Dataset>
** START **

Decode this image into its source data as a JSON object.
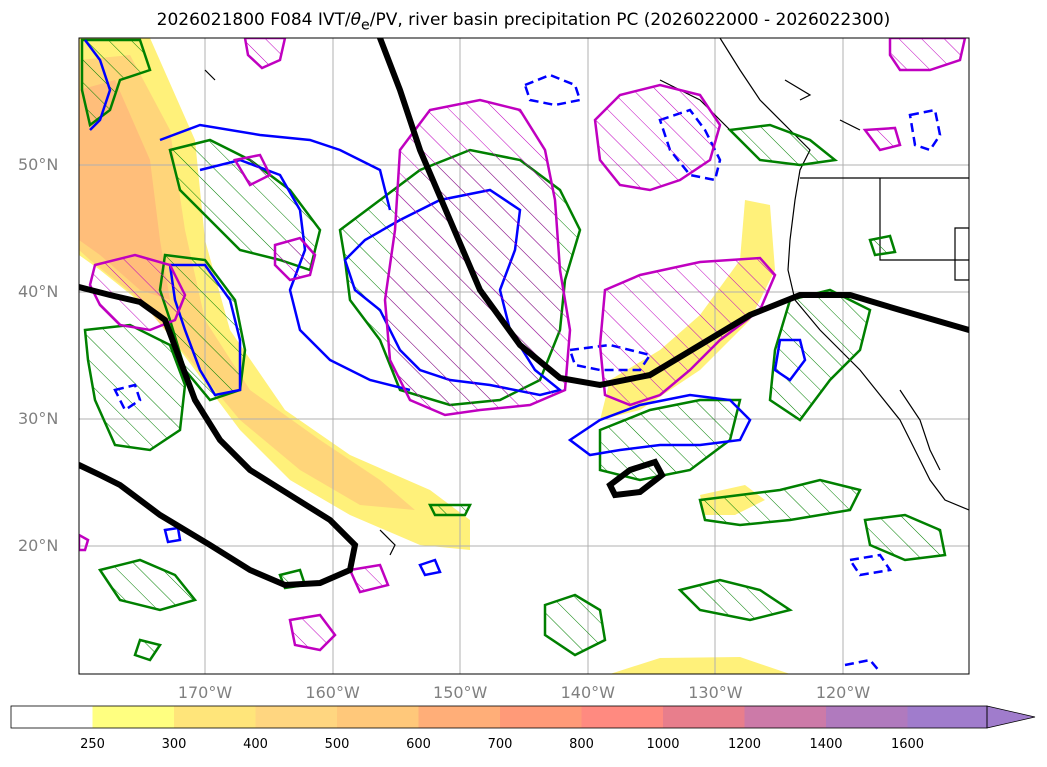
{
  "title": {
    "prefix": "2026021800 F084 IVT/",
    "theta": "θ",
    "sub": "e",
    "suffix": "/PV, river basin precipitation PC (2026022000 - 2026022300)"
  },
  "lat_ticks": [
    {
      "label": "50°N",
      "deg": 50
    },
    {
      "label": "40°N",
      "deg": 40
    },
    {
      "label": "30°N",
      "deg": 30
    },
    {
      "label": "20°N",
      "deg": 20
    }
  ],
  "lon_ticks": [
    {
      "label": "170°W",
      "deg": -170
    },
    {
      "label": "160°W",
      "deg": -160
    },
    {
      "label": "150°W",
      "deg": -150
    },
    {
      "label": "140°W",
      "deg": -140
    },
    {
      "label": "130°W",
      "deg": -130
    },
    {
      "label": "120°W",
      "deg": -120
    }
  ],
  "colorbar": {
    "levels": [
      "250",
      "300",
      "400",
      "500",
      "600",
      "700",
      "800",
      "1000",
      "1200",
      "1400",
      "1600"
    ],
    "colors": [
      "#ffffff",
      "#ffff80",
      "#ffe57a",
      "#ffd680",
      "#ffc87a",
      "#ffae78",
      "#ff9a78",
      "#ff8a80",
      "#e87e8c",
      "#cc7aa8",
      "#b07abe",
      "#a07ccc"
    ]
  },
  "colors": {
    "ivt_low": "#fff17a",
    "ivt_mid": "#ffd57a",
    "ivt_high": "#ffbe7a",
    "pv_line": "#000000",
    "theta_e_contour": "#0000ff",
    "precip_contour": "#008000",
    "pv_anomaly_contour": "#c000c0"
  }
}
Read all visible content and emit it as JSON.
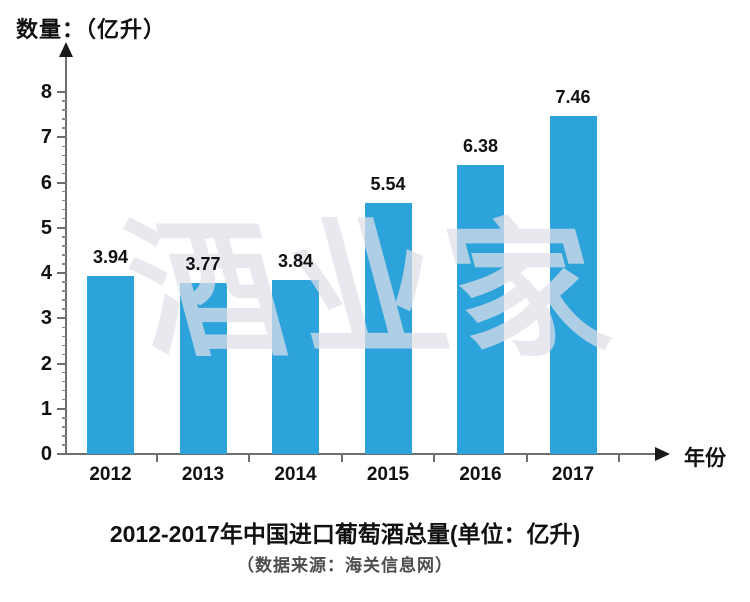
{
  "y_axis_label": "数量：（亿升）",
  "x_axis_label": "年份",
  "watermark": "酒业家",
  "title": "2012-2017年中国进口葡萄酒总量(单位：亿升)",
  "source": "（数据来源：海关信息网）",
  "colors": {
    "bar": "#2CA3DB",
    "axis": "#6e6e6e",
    "watermark": "rgba(223,223,232,0.72)",
    "title": "#111111",
    "source": "#4d4d4d"
  },
  "chart_data": {
    "type": "bar",
    "categories": [
      "2012",
      "2013",
      "2014",
      "2015",
      "2016",
      "2017"
    ],
    "values": [
      3.94,
      3.77,
      3.84,
      5.54,
      6.38,
      7.46
    ],
    "value_labels": [
      "3.94",
      "3.77",
      "3.84",
      "5.54",
      "6.38",
      "7.46"
    ],
    "title": "2012-2017年中国进口葡萄酒总量(单位：亿升)",
    "subtitle": "（数据来源：海关信息网）",
    "xlabel": "年份",
    "ylabel": "数量：（亿升）",
    "ylim": [
      0,
      8
    ],
    "y_tick_step": 1,
    "y_minor_tick_step": 0.2,
    "y_tick_labels": [
      "0",
      "1",
      "2",
      "3",
      "4",
      "5",
      "6",
      "7",
      "8"
    ],
    "grid": false,
    "legend": false,
    "bar_color": "#2CA3DB",
    "watermark_text": "酒业家"
  }
}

** END **

Print all of the entries word for word. Omit the pictures they contain.

Decode this image into its source data as a JSON object.
{
  "title": {
    "prefix": "2026021800 F084 IVT/",
    "theta": "θ",
    "sub": "e",
    "suffix": "/PV, river basin precipitation PC (2026022000 - 2026022300)"
  },
  "lat_ticks": [
    {
      "label": "50°N",
      "deg": 50
    },
    {
      "label": "40°N",
      "deg": 40
    },
    {
      "label": "30°N",
      "deg": 30
    },
    {
      "label": "20°N",
      "deg": 20
    }
  ],
  "lon_ticks": [
    {
      "label": "170°W",
      "deg": -170
    },
    {
      "label": "160°W",
      "deg": -160
    },
    {
      "label": "150°W",
      "deg": -150
    },
    {
      "label": "140°W",
      "deg": -140
    },
    {
      "label": "130°W",
      "deg": -130
    },
    {
      "label": "120°W",
      "deg": -120
    }
  ],
  "colorbar": {
    "levels": [
      "250",
      "300",
      "400",
      "500",
      "600",
      "700",
      "800",
      "1000",
      "1200",
      "1400",
      "1600"
    ],
    "colors": [
      "#ffffff",
      "#ffff80",
      "#ffe57a",
      "#ffd680",
      "#ffc87a",
      "#ffae78",
      "#ff9a78",
      "#ff8a80",
      "#e87e8c",
      "#cc7aa8",
      "#b07abe",
      "#a07ccc"
    ]
  },
  "colors": {
    "ivt_low": "#fff17a",
    "ivt_mid": "#ffd57a",
    "ivt_high": "#ffbe7a",
    "pv_line": "#000000",
    "theta_e_contour": "#0000ff",
    "precip_contour": "#008000",
    "pv_anomaly_contour": "#c000c0"
  }
}
Read all visible content and emit it as JSON.
{
  "y_axis_label": "数量：（亿升）",
  "x_axis_label": "年份",
  "watermark": "酒业家",
  "title": "2012-2017年中国进口葡萄酒总量(单位：亿升)",
  "source": "（数据来源：海关信息网）",
  "colors": {
    "bar": "#2CA3DB",
    "axis": "#6e6e6e",
    "watermark": "rgba(223,223,232,0.72)",
    "title": "#111111",
    "source": "#4d4d4d"
  },
  "chart_data": {
    "type": "bar",
    "categories": [
      "2012",
      "2013",
      "2014",
      "2015",
      "2016",
      "2017"
    ],
    "values": [
      3.94,
      3.77,
      3.84,
      5.54,
      6.38,
      7.46
    ],
    "value_labels": [
      "3.94",
      "3.77",
      "3.84",
      "5.54",
      "6.38",
      "7.46"
    ],
    "title": "2012-2017年中国进口葡萄酒总量(单位：亿升)",
    "subtitle": "（数据来源：海关信息网）",
    "xlabel": "年份",
    "ylabel": "数量：（亿升）",
    "ylim": [
      0,
      8
    ],
    "y_tick_step": 1,
    "y_minor_tick_step": 0.2,
    "y_tick_labels": [
      "0",
      "1",
      "2",
      "3",
      "4",
      "5",
      "6",
      "7",
      "8"
    ],
    "grid": false,
    "legend": false,
    "bar_color": "#2CA3DB",
    "watermark_text": "酒业家"
  }
}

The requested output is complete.